Aim of the task → Write out every entry in full. Leave nothing out.

Exercise material →

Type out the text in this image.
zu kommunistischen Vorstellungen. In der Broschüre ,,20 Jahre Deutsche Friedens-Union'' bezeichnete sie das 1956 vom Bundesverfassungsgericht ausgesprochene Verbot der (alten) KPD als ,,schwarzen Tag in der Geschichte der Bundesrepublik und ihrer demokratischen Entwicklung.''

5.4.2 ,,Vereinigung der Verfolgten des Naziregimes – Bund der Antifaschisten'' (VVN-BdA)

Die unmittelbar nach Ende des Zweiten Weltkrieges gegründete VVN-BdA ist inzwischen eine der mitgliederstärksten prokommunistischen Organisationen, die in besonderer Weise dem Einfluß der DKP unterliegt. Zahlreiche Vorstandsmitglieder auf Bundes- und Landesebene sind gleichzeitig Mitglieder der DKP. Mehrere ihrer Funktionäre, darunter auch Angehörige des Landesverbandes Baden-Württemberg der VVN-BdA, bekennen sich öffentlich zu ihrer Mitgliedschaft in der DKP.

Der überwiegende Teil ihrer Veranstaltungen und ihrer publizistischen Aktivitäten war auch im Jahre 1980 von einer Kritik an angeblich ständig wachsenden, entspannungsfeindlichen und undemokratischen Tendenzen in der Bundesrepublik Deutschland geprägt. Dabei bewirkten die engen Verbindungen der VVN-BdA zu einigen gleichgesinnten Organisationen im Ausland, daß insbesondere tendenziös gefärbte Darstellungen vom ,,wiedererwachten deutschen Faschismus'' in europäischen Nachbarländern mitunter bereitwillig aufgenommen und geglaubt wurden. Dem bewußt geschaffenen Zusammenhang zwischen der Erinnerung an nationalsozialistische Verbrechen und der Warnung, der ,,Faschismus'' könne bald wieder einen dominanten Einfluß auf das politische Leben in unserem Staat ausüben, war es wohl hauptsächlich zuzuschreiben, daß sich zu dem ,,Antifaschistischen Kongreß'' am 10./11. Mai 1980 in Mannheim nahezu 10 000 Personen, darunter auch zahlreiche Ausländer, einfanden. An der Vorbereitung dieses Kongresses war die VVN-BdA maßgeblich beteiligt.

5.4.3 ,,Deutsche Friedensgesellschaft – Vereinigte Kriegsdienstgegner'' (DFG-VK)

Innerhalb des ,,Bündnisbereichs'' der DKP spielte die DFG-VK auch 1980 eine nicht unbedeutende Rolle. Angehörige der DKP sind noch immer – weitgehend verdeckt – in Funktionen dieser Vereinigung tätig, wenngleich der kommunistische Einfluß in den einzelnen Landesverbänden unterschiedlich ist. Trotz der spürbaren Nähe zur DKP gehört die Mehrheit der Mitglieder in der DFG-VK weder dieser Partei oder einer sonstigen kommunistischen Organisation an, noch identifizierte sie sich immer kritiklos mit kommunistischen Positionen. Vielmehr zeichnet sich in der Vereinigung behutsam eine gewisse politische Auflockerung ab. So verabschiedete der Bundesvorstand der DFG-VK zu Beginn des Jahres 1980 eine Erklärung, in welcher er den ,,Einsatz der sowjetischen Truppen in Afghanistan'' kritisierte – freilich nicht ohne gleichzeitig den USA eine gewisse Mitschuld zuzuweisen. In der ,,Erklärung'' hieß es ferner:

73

Task answer →
Type out the text in this image.
zu kommunistischen Vorstellungen. In der Broschüre ,,20 Jahre Deutsche Friedens-Union'' bezeichnete sie das 1956 vom Bundesverfassungsgericht ausgesprochene Verbot der (alten) KPD als ,,schwarzen Tag in der Geschichte der Bundesrepublik und ihrer demokratischen Entwicklung.''

5.4.2 ,,Vereinigung der Verfolgten des Naziregimes – Bund der Antifaschisten'' (VVN-BdA)

Die unmittelbar nach Ende des Zweiten Weltkrieges gegründete VVN-BdA ist inzwischen eine der mitgliederstärksten prokommunistischen Organisationen, die in besonderer Weise dem Einfluß der DKP unterliegt. Zahlreiche Vorstandsmitglieder auf Bundes- und Landesebene sind gleichzeitig Mitglieder der DKP. Mehrere ihrer Funktionäre, darunter auch Angehörige des Landesverbandes Baden-Württemberg der VVN-BdA, bekennen sich öffentlich zu ihrer Mitgliedschaft in der DKP.

Der überwiegende Teil ihrer Veranstaltungen und ihrer publizistischen Aktivitäten war auch im Jahre 1980 von einer Kritik an angeblich ständig wachsenden, entspannungsfeindlichen und undemokratischen Tendenzen in der Bundesrepublik Deutschland geprägt. Dabei bewirkten die engen Verbindungen der VVN-BdA zu einigen gleichgesinnten Organisationen im Ausland, daß insbesondere tendenziös gefärbte Darstellungen vom ,,wiedererwachten deutschen Faschismus'' in europäischen Nachbarländern mitunter bereitwillig aufgenommen und geglaubt wurden. Dem bewußt geschaffenen Zusammenhang zwischen der Erinnerung an nationalsozialistische Verbrechen und der Warnung, der ,,Faschismus'' könne bald wieder einen dominanten Einfluß auf das politische Leben in unserem Staat ausüben, war es wohl hauptsächlich zuzuschreiben, daß sich zu dem ,,Antifaschistischen Kongreß'' am 10./11. Mai 1980 in Mannheim nahezu 10 000 Personen, darunter auch zahlreiche Ausländer, einfanden. An der Vorbereitung dieses Kongresses war die VVN-BdA maßgeblich beteiligt.

5.4.3 ,,Deutsche Friedensgesellschaft – Vereinigte Kriegsdienstgegner'' (DFG-VK)

Innerhalb des ,,Bündnisbereichs'' der DKP spielte die DFG-VK auch 1980 eine nicht unbedeutende Rolle. Angehörige der DKP sind noch immer – weitgehend verdeckt – in Funktionen dieser Vereinigung tätig, wenngleich der kommunistische Einfluß in den einzelnen Landesverbänden unterschiedlich ist. Trotz der spürbaren Nähe zur DKP gehört die Mehrheit der Mitglieder in der DFG-VK weder dieser Partei oder einer sonstigen kommunistischen Organisation an, noch identifizierte sie sich immer kritiklos mit kommunistischen Positionen. Vielmehr zeichnet sich in der Vereinigung behutsam eine gewisse politische Auflockerung ab. So verabschiedete der Bundesvorstand der DFG-VK zu Beginn des Jahres 1980 eine Erklärung, in welcher er den ,,Einsatz der sowjetischen Truppen in Afghanistan'' kritisierte – freilich nicht ohne gleichzeitig den USA eine gewisse Mitschuld zuzuweisen. In der ,,Erklärung'' hieß es ferner:

73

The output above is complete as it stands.